- WHAT IS EXPECTED: Gather every line in the records below that contains the word "dürfen".

Items from a data source:
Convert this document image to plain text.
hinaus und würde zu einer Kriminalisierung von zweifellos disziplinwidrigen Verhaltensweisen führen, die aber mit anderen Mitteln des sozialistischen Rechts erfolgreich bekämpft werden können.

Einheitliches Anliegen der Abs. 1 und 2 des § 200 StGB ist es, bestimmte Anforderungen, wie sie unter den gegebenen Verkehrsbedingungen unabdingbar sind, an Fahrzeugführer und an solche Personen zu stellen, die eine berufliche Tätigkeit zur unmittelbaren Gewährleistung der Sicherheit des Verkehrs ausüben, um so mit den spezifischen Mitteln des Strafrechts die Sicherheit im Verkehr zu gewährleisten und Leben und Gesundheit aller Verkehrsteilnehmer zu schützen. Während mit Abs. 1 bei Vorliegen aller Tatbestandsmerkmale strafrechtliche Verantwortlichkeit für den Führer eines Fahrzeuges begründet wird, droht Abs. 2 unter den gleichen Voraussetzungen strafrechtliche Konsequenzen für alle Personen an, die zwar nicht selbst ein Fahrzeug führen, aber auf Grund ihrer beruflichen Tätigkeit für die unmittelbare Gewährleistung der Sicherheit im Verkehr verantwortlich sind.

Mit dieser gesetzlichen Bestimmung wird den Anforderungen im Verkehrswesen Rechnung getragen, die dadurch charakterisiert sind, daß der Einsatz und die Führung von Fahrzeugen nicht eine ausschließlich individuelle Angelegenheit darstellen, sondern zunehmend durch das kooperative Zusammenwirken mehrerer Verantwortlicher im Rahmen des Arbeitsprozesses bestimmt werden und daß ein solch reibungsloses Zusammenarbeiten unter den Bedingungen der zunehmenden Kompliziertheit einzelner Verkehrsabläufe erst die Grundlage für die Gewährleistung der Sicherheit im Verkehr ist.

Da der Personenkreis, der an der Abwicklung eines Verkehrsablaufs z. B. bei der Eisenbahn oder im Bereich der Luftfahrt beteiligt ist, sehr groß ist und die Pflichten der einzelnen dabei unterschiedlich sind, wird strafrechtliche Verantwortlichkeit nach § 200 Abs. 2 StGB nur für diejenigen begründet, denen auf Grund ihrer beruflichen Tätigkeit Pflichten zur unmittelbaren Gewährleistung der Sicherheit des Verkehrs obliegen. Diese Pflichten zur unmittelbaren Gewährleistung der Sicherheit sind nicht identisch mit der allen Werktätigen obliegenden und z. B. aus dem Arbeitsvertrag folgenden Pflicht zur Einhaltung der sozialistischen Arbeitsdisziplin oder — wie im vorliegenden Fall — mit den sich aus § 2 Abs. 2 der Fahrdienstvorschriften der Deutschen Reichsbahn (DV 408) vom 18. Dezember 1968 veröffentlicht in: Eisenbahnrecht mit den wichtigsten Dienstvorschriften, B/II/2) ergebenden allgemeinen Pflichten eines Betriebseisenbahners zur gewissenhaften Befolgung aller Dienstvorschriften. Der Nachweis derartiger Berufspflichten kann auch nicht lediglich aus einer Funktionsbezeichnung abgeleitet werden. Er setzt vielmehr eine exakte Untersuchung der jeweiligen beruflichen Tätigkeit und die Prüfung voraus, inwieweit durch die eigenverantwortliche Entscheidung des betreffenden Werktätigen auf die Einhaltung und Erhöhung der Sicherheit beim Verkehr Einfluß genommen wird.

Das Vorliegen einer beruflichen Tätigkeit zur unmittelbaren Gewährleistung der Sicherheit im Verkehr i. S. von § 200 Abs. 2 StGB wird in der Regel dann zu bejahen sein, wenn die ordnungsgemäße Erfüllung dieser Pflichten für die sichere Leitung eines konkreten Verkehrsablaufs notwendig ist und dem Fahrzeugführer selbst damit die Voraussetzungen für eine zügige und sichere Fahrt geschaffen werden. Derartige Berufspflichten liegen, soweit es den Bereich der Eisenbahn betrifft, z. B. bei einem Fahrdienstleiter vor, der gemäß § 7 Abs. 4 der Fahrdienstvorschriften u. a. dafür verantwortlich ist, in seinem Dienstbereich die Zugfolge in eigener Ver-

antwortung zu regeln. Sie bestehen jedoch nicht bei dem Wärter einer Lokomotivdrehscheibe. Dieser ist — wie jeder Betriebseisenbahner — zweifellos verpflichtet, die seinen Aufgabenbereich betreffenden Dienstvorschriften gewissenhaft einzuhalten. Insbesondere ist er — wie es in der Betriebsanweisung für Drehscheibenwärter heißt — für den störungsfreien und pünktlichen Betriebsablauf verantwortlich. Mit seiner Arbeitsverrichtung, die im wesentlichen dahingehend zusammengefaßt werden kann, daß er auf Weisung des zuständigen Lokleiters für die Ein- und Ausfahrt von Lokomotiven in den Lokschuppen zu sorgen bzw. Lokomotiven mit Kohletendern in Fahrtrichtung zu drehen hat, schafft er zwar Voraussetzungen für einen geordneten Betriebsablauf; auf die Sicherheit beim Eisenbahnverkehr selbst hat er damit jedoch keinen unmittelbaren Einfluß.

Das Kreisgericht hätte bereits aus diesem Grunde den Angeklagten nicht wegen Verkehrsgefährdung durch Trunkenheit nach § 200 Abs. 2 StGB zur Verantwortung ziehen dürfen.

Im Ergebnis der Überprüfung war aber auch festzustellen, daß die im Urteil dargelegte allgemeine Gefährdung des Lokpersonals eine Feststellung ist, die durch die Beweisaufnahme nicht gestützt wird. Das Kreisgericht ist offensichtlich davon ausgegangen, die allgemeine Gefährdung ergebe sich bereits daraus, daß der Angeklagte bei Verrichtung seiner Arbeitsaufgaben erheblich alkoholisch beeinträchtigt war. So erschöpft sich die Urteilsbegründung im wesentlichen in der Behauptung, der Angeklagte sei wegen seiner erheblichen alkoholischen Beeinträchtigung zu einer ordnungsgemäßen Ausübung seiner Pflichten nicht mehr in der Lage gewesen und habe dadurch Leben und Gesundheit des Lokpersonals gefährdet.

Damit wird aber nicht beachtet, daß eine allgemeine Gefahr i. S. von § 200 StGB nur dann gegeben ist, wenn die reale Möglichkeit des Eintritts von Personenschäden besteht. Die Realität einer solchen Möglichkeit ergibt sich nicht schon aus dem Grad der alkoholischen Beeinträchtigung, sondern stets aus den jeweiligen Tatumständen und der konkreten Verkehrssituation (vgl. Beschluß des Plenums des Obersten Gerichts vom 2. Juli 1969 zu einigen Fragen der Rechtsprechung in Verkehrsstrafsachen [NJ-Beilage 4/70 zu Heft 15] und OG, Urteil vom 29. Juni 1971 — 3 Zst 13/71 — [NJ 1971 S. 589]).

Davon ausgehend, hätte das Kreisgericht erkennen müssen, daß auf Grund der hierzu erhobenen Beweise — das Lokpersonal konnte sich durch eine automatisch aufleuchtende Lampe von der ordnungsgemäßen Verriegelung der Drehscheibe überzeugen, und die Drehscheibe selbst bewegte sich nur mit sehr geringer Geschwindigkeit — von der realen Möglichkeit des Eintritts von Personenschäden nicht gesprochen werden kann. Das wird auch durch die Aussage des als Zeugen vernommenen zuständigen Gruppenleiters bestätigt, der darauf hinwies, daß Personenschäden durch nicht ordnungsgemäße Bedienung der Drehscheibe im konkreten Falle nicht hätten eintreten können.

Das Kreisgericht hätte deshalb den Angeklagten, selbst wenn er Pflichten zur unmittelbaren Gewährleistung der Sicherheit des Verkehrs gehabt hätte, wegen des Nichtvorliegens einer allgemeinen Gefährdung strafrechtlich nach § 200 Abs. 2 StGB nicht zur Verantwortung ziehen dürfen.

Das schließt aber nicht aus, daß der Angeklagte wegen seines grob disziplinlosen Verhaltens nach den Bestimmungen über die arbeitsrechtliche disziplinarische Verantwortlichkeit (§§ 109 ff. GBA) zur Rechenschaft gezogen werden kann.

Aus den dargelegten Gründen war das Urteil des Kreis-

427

- RESULT FOR THIS EXERCISE:
Das Kreisgericht hätte bereits aus diesem Grunde den Angeklagten nicht wegen Verkehrsgefährdung durch Trunkenheit nach § 200 Abs. 2 StGB zur Verantwortung ziehen dürfen.
Das Kreisgericht hätte deshalb den Angeklagten, selbst wenn er Pflichten zur unmittelbaren Gewährleistung der Sicherheit des Verkehrs gehabt hätte, wegen des Nichtvorliegens einer allgemeinen Gefährdung strafrechtlich nach § 200 Abs. 2 StGB nicht zur Verantwortung ziehen dürfen.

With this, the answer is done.